→ **INSTRUCTION**: Each line of the material below that holds the word "this" needs to be copied.

→ **MATERIAL SUPPLIED**:

____________

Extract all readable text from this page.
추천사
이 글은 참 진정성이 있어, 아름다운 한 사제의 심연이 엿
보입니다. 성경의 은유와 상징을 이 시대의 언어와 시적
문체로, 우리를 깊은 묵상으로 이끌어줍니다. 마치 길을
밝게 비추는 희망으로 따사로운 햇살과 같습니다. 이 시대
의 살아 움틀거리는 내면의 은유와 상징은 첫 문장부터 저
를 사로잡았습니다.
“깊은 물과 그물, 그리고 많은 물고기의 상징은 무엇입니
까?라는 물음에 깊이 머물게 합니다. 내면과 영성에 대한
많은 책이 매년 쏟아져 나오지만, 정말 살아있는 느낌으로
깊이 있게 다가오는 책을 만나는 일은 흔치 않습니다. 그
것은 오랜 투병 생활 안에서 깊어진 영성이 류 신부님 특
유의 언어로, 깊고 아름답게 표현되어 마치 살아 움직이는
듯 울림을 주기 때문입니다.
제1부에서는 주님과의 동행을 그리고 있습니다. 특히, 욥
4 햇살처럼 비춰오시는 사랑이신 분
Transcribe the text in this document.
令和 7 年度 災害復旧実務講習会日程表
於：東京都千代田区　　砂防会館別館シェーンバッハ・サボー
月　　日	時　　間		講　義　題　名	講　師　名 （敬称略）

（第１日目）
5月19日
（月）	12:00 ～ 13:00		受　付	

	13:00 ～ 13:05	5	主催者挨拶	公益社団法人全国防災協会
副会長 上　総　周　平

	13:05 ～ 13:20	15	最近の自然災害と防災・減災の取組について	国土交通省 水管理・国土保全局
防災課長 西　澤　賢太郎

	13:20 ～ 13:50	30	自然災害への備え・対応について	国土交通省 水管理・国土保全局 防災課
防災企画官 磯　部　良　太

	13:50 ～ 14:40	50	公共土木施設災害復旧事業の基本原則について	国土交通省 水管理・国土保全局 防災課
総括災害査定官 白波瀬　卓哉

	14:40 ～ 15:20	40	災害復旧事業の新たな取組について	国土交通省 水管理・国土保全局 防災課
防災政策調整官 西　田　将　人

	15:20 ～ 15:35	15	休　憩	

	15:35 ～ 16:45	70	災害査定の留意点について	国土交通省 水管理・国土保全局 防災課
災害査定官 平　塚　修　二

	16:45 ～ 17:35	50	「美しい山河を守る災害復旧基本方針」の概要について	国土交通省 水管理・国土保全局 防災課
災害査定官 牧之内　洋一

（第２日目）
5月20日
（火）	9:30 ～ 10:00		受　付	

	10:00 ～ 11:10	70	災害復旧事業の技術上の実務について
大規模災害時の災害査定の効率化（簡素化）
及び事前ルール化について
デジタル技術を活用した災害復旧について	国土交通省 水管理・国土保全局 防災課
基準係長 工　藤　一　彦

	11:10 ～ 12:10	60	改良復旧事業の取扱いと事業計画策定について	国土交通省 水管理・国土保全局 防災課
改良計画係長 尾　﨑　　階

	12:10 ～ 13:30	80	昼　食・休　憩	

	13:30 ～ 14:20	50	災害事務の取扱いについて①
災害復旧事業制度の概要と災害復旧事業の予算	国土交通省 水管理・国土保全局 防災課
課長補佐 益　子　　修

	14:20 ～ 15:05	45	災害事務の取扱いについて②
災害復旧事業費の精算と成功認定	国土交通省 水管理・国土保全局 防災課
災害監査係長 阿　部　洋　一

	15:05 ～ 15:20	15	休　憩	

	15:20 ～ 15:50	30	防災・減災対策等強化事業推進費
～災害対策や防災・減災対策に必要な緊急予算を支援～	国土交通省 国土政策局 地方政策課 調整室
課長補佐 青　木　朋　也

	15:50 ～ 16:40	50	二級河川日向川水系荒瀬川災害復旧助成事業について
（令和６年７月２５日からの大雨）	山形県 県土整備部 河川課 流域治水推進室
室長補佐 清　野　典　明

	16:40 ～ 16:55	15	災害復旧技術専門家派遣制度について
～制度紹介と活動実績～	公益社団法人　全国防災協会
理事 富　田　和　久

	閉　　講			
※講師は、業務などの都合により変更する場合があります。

____________

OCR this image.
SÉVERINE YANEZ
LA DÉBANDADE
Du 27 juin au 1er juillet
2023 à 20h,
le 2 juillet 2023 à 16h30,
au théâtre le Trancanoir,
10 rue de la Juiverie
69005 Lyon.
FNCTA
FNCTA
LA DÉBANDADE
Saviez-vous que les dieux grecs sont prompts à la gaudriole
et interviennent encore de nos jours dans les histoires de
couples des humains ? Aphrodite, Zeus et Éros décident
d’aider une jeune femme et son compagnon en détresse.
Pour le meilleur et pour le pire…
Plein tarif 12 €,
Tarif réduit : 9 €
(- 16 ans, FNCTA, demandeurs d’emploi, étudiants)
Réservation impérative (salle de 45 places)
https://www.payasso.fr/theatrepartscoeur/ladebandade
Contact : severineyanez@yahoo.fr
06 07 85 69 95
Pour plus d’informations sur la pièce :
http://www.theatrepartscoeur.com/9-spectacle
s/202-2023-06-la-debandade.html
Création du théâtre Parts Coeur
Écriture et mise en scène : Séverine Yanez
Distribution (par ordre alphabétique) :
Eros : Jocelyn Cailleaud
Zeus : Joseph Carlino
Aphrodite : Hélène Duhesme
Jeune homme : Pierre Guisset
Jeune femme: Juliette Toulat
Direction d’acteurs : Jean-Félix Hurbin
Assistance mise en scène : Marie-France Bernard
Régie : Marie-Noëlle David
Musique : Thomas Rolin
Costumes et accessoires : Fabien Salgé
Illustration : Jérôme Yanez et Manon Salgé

____________

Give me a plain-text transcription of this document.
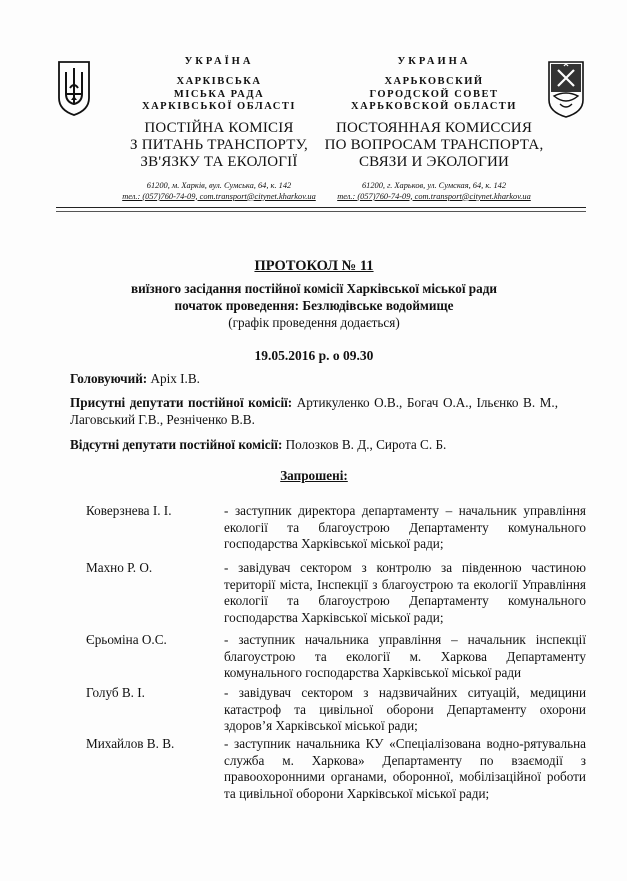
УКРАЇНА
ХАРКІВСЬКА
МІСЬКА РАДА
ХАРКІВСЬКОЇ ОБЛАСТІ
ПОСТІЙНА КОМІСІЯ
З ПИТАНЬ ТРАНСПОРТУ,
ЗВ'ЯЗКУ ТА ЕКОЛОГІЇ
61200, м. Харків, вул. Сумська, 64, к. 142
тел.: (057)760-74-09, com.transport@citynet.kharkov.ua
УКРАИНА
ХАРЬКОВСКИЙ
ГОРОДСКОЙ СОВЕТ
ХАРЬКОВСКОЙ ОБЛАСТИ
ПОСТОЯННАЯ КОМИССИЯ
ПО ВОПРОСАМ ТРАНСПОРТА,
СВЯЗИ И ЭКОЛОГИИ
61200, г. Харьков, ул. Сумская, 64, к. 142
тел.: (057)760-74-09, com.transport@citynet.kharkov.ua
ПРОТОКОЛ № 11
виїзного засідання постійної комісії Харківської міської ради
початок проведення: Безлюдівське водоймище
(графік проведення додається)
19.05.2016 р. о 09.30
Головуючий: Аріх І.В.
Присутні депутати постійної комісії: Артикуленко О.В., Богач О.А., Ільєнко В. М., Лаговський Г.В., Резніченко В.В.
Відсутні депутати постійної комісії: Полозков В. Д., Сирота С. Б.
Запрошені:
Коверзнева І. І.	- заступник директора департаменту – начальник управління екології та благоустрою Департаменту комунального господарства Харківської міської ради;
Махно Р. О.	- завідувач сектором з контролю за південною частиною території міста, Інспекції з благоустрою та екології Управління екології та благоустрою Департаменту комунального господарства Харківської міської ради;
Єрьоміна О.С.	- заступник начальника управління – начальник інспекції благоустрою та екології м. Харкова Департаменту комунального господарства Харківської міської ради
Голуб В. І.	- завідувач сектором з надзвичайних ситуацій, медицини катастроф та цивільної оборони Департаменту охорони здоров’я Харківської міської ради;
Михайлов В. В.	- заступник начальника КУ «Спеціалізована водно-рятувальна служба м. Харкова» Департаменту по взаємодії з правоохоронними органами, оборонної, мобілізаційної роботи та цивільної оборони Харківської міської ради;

____________

→ **TASK SOLUTION**:
Extract all readable text from this page.
Transcribe the text in this document.
OCR this image.
Give me a plain-text transcription of this document.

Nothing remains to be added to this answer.